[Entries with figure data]
------------------------------------------------------------------------

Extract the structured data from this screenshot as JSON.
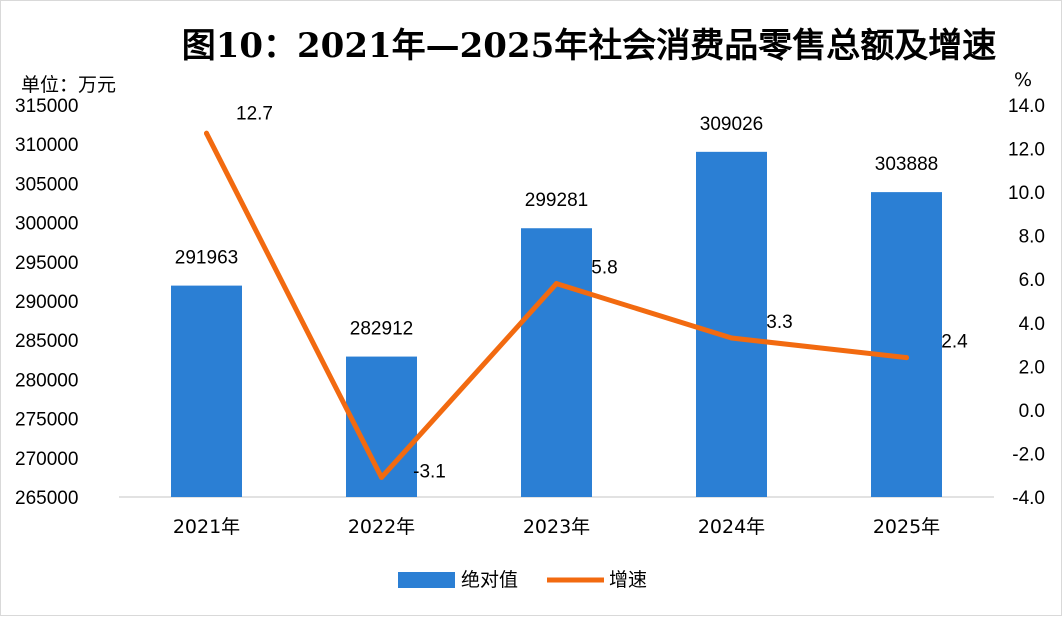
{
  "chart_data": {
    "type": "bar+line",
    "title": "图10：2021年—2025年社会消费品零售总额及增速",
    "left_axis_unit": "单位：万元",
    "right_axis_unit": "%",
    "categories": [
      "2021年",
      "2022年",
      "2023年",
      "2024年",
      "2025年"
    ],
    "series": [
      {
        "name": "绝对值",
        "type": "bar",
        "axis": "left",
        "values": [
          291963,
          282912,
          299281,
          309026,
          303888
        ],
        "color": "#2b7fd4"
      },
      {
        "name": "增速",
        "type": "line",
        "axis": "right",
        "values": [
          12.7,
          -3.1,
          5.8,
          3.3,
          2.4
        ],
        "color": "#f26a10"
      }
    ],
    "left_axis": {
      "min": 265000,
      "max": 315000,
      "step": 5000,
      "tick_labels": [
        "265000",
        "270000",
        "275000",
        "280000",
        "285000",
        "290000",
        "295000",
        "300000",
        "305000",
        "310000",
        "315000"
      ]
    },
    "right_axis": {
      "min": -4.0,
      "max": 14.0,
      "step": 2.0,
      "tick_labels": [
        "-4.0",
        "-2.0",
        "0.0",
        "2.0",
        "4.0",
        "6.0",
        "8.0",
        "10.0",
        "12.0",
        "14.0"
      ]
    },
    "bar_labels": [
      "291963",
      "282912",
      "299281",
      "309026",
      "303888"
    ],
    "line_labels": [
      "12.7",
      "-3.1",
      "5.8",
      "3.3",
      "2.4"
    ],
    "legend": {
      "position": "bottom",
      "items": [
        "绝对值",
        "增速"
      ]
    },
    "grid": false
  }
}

------------------------------------------------------------------------

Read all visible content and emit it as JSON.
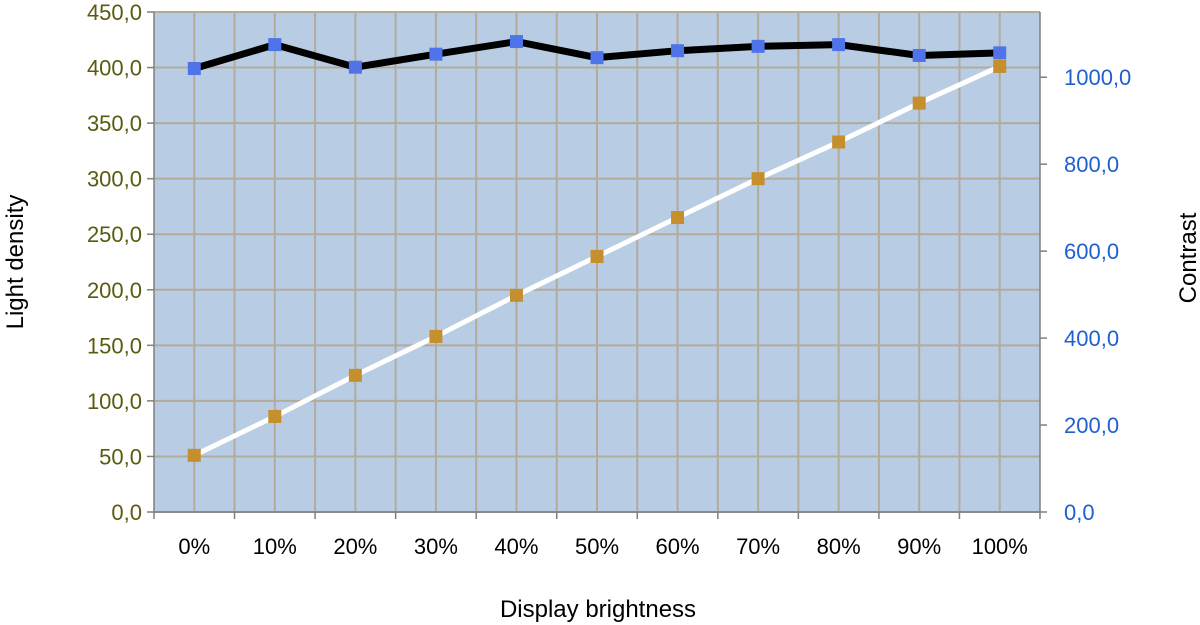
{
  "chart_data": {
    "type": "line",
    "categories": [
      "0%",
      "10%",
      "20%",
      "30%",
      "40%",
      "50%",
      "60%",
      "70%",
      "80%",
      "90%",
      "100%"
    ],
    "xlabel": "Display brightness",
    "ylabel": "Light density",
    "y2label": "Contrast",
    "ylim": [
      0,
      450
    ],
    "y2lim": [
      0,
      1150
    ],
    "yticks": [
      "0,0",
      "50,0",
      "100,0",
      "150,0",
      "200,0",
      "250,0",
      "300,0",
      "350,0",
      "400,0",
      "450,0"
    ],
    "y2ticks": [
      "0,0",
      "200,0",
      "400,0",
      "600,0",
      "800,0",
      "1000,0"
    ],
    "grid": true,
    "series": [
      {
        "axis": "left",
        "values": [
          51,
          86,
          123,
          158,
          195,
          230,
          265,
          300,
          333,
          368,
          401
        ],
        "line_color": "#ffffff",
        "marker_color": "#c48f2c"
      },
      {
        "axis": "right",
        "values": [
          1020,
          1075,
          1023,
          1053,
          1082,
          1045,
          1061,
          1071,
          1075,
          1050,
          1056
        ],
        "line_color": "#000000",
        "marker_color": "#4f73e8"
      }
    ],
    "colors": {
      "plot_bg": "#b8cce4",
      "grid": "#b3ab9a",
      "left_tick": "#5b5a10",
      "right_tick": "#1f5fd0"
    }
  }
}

------------------------------------------------------------------------

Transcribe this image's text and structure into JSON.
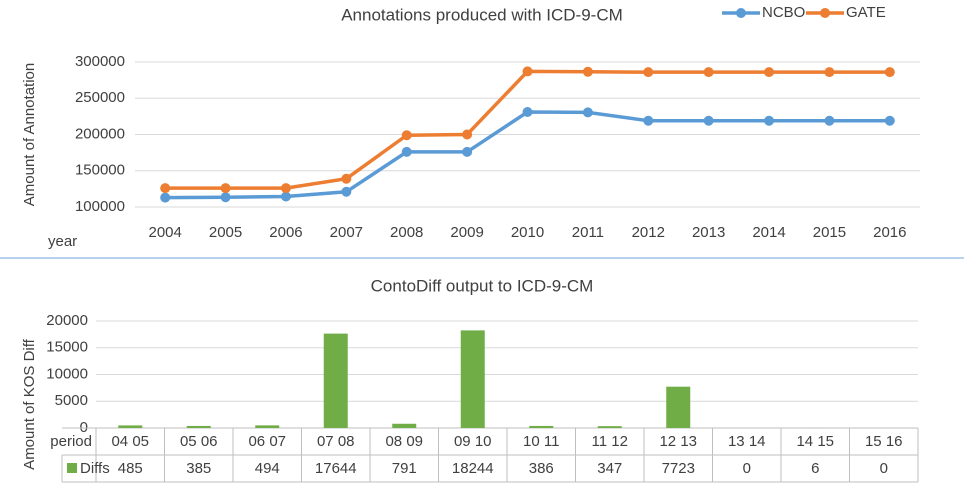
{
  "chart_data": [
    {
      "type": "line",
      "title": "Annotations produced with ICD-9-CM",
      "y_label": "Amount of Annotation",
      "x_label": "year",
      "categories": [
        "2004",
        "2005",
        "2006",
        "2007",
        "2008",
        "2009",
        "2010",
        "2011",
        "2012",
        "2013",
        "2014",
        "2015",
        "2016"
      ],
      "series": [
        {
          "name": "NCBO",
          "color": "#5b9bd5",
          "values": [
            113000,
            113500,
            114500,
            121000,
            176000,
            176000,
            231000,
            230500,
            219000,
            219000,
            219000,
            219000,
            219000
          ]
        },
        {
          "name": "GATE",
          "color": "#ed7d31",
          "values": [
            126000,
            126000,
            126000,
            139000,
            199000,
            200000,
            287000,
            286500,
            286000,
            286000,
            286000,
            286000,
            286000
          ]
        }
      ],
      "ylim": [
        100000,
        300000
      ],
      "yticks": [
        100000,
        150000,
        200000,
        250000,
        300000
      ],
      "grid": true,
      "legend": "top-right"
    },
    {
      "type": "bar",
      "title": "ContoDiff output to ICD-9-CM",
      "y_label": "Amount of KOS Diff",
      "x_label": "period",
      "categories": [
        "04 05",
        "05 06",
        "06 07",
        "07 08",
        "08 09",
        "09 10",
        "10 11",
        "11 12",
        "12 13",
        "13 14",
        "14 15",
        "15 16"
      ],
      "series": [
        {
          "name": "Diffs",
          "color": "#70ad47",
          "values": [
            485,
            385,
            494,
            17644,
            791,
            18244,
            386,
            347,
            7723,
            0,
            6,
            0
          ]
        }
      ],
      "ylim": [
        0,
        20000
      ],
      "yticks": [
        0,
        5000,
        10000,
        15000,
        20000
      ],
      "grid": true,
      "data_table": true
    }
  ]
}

------------------------------------------------------------------------

## Goal
Check each line above for the word "true", and copy the lines where it appears.

## Result for this task
    "grid": true,
      "grid": true,
      "grid": true,
      "data_table": true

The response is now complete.